**DIRECTION:** Write the listing below out again exactly, dropping the images.

**DATA EXTRACT:**

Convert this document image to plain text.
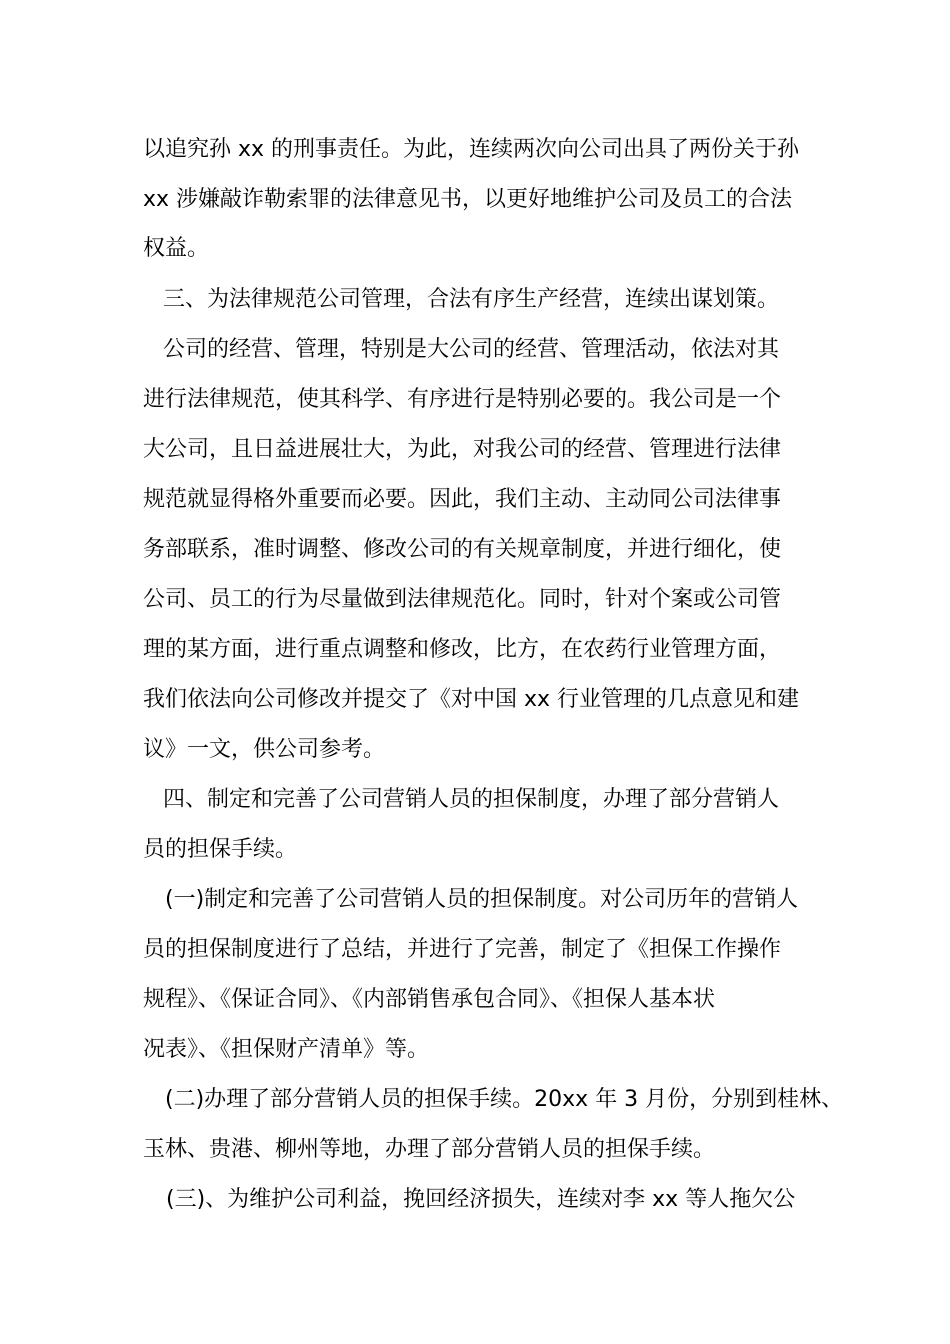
以追究孙 xx 的刑事责任。为此，连续两次向公司出具了两份关于孙
xx 涉嫌敲诈勒索罪的法律意见书，以更好地维护公司及员工的合法
权益。
三、为法律规范公司管理，合法有序生产经营，连续出谋划策。
公司的经营、管理，特别是大公司的经营、管理活动，依法对其
进行法律规范，使其科学、有序进行是特别必要的。我公司是一个
大公司，且日益进展壮大，为此，对我公司的经营、管理进行法律
规范就显得格外重要而必要。因此，我们主动、主动同公司法律事
务部联系，准时调整、修改公司的有关规章制度，并进行细化，使
公司、员工的行为尽量做到法律规范化。同时，针对个案或公司管
理的某方面，进行重点调整和修改，比方，在农药行业管理方面，
我们依法向公司修改并提交了《对中国 xx 行业管理的几点意见和建
议》一文，供公司参考。
四、制定和完善了公司营销人员的担保制度，办理了部分营销人
员的担保手续。
(一)制定和完善了公司营销人员的担保制度。对公司历年的营销人
员的担保制度进行了总结，并进行了完善，制定了《担保工作操作
规程》、《保证合同》、《内部销售承包合同》、《担保人基本状
况表》、《担保财产清单》等。
(二)办理了部分营销人员的担保手续。20xx 年 3 月份，分别到桂林、
玉林、贵港、柳州等地，办理了部分营销人员的担保手续。
(三)、为维护公司利益，挽回经济损失，连续对李 xx 等人拖欠公
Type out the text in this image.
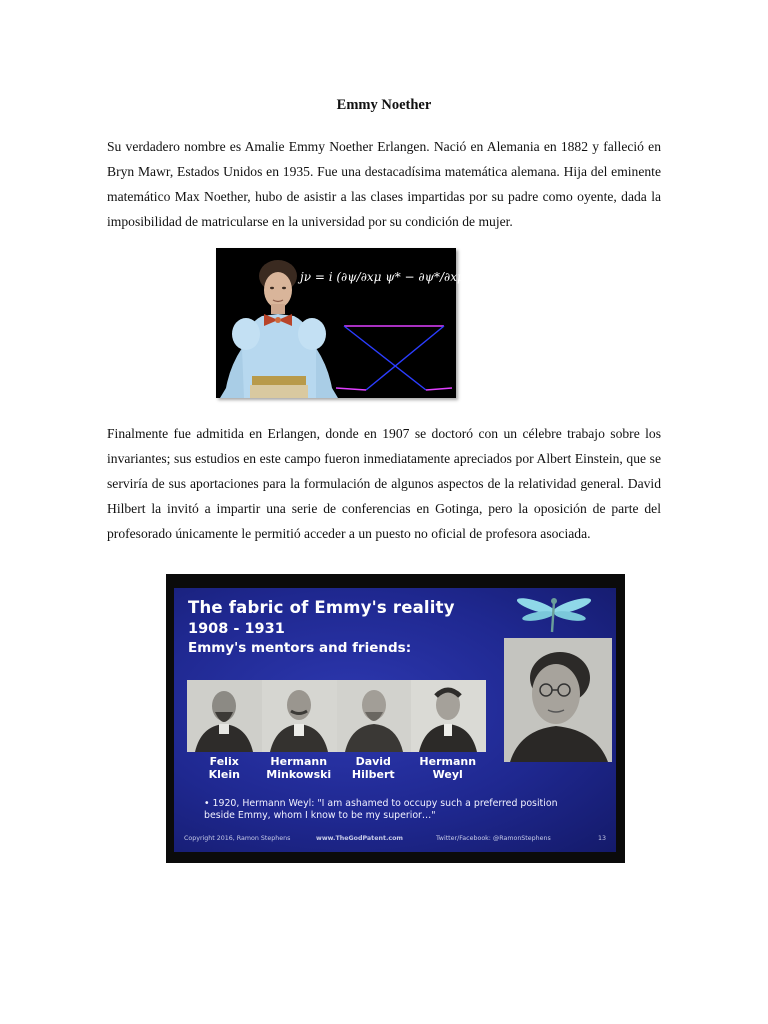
Emmy Noether

Su verdadero nombre es Amalie Emmy Noether Erlangen. Nació en Alemania en 1882 y falleció en Bryn Mawr, Estados Unidos en 1935. Fue una destacadísima matemática alemana. Hija del eminente matemático Max Noether, hubo de asistir a las clases impartidas por su padre como oyente, dada la imposibilidad de matricularse en la universidad por su condición de mujer.

jν = i (∂ψ/∂xμ ψ* − ∂ψ*/∂xμ ψ) ημν

Finalmente fue admitida en Erlangen, donde en 1907 se doctoró con un célebre trabajo sobre los invariantes; sus estudios en este campo fueron inmediatamente apreciados por Albert Einstein, que se serviría de sus aportaciones para la formulación de algunos aspectos de la relatividad general. David Hilbert la invitó a impartir una serie de conferencias en Gotinga, pero la oposición de parte del profesorado únicamente le permitió acceder a un puesto no oficial de profesora asociada.

The fabric of Emmy's reality
1908 - 1931
Emmy's mentors and friends:
Felix
Klein
Hermann
Minkowski
David
Hilbert
Hermann
Weyl
• 1920, Hermann Weyl: "I am ashamed to occupy such a preferred position beside Emmy, whom I know to be my superior…"
Copyright 2016, Ramon Stephens	www.TheGodPatent.com	Twitter/Facebook: @RamonStephens	13
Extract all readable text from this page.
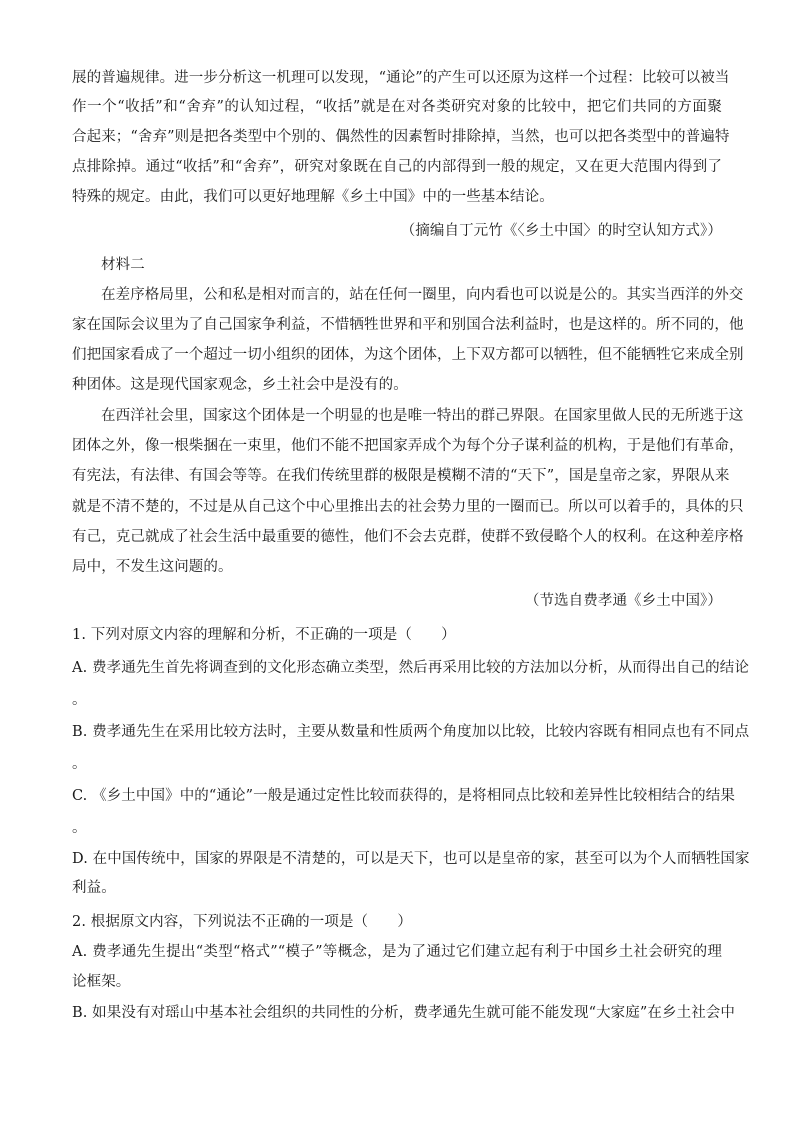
展的普遍规律。进一步分析这一机理可以发现，“通论”的产生可以还原为这样一个过程：比较可以被当
作一个“收括”和“舍弃”的认知过程，“收括”就是在对各类研究对象的比较中，把它们共同的方面聚
合起来；“舍弃”则是把各类型中个别的、偶然性的因素暂时排除掉，当然，也可以把各类型中的普遍特
点排除掉。通过“收括”和“舍弃”，研究对象既在自己的内部得到一般的规定，又在更大范围内得到了
特殊的规定。由此，我们可以更好地理解《乡土中国》中的一些基本结论。
（摘编自丁元竹《〈乡土中国〉的时空认知方式》）
材料二
在差序格局里，公和私是相对而言的，站在任何一圈里，向内看也可以说是公的。其实当西洋的外交
家在国际会议里为了自己国家争利益，不惜牺牲世界和平和别国合法利益时，也是这样的。所不同的，他
们把国家看成了一个超过一切小组织的团体，为这个团体，上下双方都可以牺牲，但不能牺牲它来成全别
种团体。这是现代国家观念，乡土社会中是没有的。
在西洋社会里，国家这个团体是一个明显的也是唯一特出的群己界限。在国家里做人民的无所逃于这
团体之外，像一根柴捆在一束里，他们不能不把国家弄成个为每个分子谋利益的机构，于是他们有革命，
有宪法，有法律、有国会等等。在我们传统里群的极限是模糊不清的“天下”，国是皇帝之家，界限从来
就是不清不楚的，不过是从自己这个中心里推出去的社会势力里的一圈而已。所以可以着手的，具体的只
有己，克己就成了社会生活中最重要的德性，他们不会去克群，使群不致侵略个人的权利。在这种差序格
局中，不发生这问题的。
（节选自费孝通《乡土中国》）
1. 下列对原文内容的理解和分析，不正确的一项是（　　）
A. 费孝通先生首先将调查到的文化形态确立类型，然后再采用比较的方法加以分析，从而得出自己的结论
。
B. 费孝通先生在采用比较方法时，主要从数量和性质两个角度加以比较，比较内容既有相同点也有不同点
。
C. 《乡土中国》中的“通论”一般是通过定性比较而获得的，是将相同点比较和差异性比较相结合的结果
。
D. 在中国传统中，国家的界限是不清楚的，可以是天下，也可以是皇帝的家，甚至可以为个人而牺牲国家
利益。
2. 根据原文内容，下列说法不正确的一项是（　　）
A. 费孝通先生提出“类型“格式”“模子”等概念，是为了通过它们建立起有利于中国乡土社会研究的理
论框架。
B. 如果没有对瑶山中基本社会组织的共同性的分析，费孝通先生就可能不能发现“大家庭”在乡土社会中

**EXERCISE SOLUTION:**
Convert this document image to plain text.
以追究孙 xx 的刑事责任。为此，连续两次向公司出具了两份关于孙
xx 涉嫌敲诈勒索罪的法律意见书，以更好地维护公司及员工的合法
权益。
三、为法律规范公司管理，合法有序生产经营，连续出谋划策。
公司的经营、管理，特别是大公司的经营、管理活动，依法对其
进行法律规范，使其科学、有序进行是特别必要的。我公司是一个
大公司，且日益进展壮大，为此，对我公司的经营、管理进行法律
规范就显得格外重要而必要。因此，我们主动、主动同公司法律事
务部联系，准时调整、修改公司的有关规章制度，并进行细化，使
公司、员工的行为尽量做到法律规范化。同时，针对个案或公司管
理的某方面，进行重点调整和修改，比方，在农药行业管理方面，
我们依法向公司修改并提交了《对中国 xx 行业管理的几点意见和建
议》一文，供公司参考。
四、制定和完善了公司营销人员的担保制度，办理了部分营销人
员的担保手续。
(一)制定和完善了公司营销人员的担保制度。对公司历年的营销人
员的担保制度进行了总结，并进行了完善，制定了《担保工作操作
规程》、《保证合同》、《内部销售承包合同》、《担保人基本状
况表》、《担保财产清单》等。
(二)办理了部分营销人员的担保手续。20xx 年 3 月份，分别到桂林、
玉林、贵港、柳州等地，办理了部分营销人员的担保手续。
(三)、为维护公司利益，挽回经济损失，连续对李 xx 等人拖欠公
Type out the text in this image.
Emmy Noether

Su verdadero nombre es Amalie Emmy Noether Erlangen. Nació en Alemania en 1882 y falleció en Bryn Mawr, Estados Unidos en 1935. Fue una destacadísima matemática alemana. Hija del eminente matemático Max Noether, hubo de asistir a las clases impartidas por su padre como oyente, dada la imposibilidad de matricularse en la universidad por su condición de mujer.

jν = i (∂ψ/∂xμ ψ* − ∂ψ*/∂xμ ψ) ημν

Finalmente fue admitida en Erlangen, donde en 1907 se doctoró con un célebre trabajo sobre los invariantes; sus estudios en este campo fueron inmediatamente apreciados por Albert Einstein, que se serviría de sus aportaciones para la formulación de algunos aspectos de la relatividad general. David Hilbert la invitó a impartir una serie de conferencias en Gotinga, pero la oposición de parte del profesorado únicamente le permitió acceder a un puesto no oficial de profesora asociada.

The fabric of Emmy's reality
1908 - 1931
Emmy's mentors and friends:
Felix
Klein
Hermann
Minkowski
David
Hilbert
Hermann
Weyl
• 1920, Hermann Weyl: "I am ashamed to occupy such a preferred position beside Emmy, whom I know to be my superior…"
Copyright 2016, Ramon Stephens	www.TheGodPatent.com	Twitter/Facebook: @RamonStephens	13
Extract all readable text from this page.
展的普遍规律。进一步分析这一机理可以发现，“通论”的产生可以还原为这样一个过程：比较可以被当
作一个“收括”和“舍弃”的认知过程，“收括”就是在对各类研究对象的比较中，把它们共同的方面聚
合起来；“舍弃”则是把各类型中个别的、偶然性的因素暂时排除掉，当然，也可以把各类型中的普遍特
点排除掉。通过“收括”和“舍弃”，研究对象既在自己的内部得到一般的规定，又在更大范围内得到了
特殊的规定。由此，我们可以更好地理解《乡土中国》中的一些基本结论。
（摘编自丁元竹《〈乡土中国〉的时空认知方式》）
材料二
在差序格局里，公和私是相对而言的，站在任何一圈里，向内看也可以说是公的。其实当西洋的外交
家在国际会议里为了自己国家争利益，不惜牺牲世界和平和别国合法利益时，也是这样的。所不同的，他
们把国家看成了一个超过一切小组织的团体，为这个团体，上下双方都可以牺牲，但不能牺牲它来成全别
种团体。这是现代国家观念，乡土社会中是没有的。
在西洋社会里，国家这个团体是一个明显的也是唯一特出的群己界限。在国家里做人民的无所逃于这
团体之外，像一根柴捆在一束里，他们不能不把国家弄成个为每个分子谋利益的机构，于是他们有革命，
有宪法，有法律、有国会等等。在我们传统里群的极限是模糊不清的“天下”，国是皇帝之家，界限从来
就是不清不楚的，不过是从自己这个中心里推出去的社会势力里的一圈而已。所以可以着手的，具体的只
有己，克己就成了社会生活中最重要的德性，他们不会去克群，使群不致侵略个人的权利。在这种差序格
局中，不发生这问题的。
（节选自费孝通《乡土中国》）
1. 下列对原文内容的理解和分析，不正确的一项是（　　）
A. 费孝通先生首先将调查到的文化形态确立类型，然后再采用比较的方法加以分析，从而得出自己的结论
。
B. 费孝通先生在采用比较方法时，主要从数量和性质两个角度加以比较，比较内容既有相同点也有不同点
。
C. 《乡土中国》中的“通论”一般是通过定性比较而获得的，是将相同点比较和差异性比较相结合的结果
。
D. 在中国传统中，国家的界限是不清楚的，可以是天下，也可以是皇帝的家，甚至可以为个人而牺牲国家
利益。
2. 根据原文内容，下列说法不正确的一项是（　　）
A. 费孝通先生提出“类型“格式”“模子”等概念，是为了通过它们建立起有利于中国乡土社会研究的理
论框架。
B. 如果没有对瑶山中基本社会组织的共同性的分析，费孝通先生就可能不能发现“大家庭”在乡土社会中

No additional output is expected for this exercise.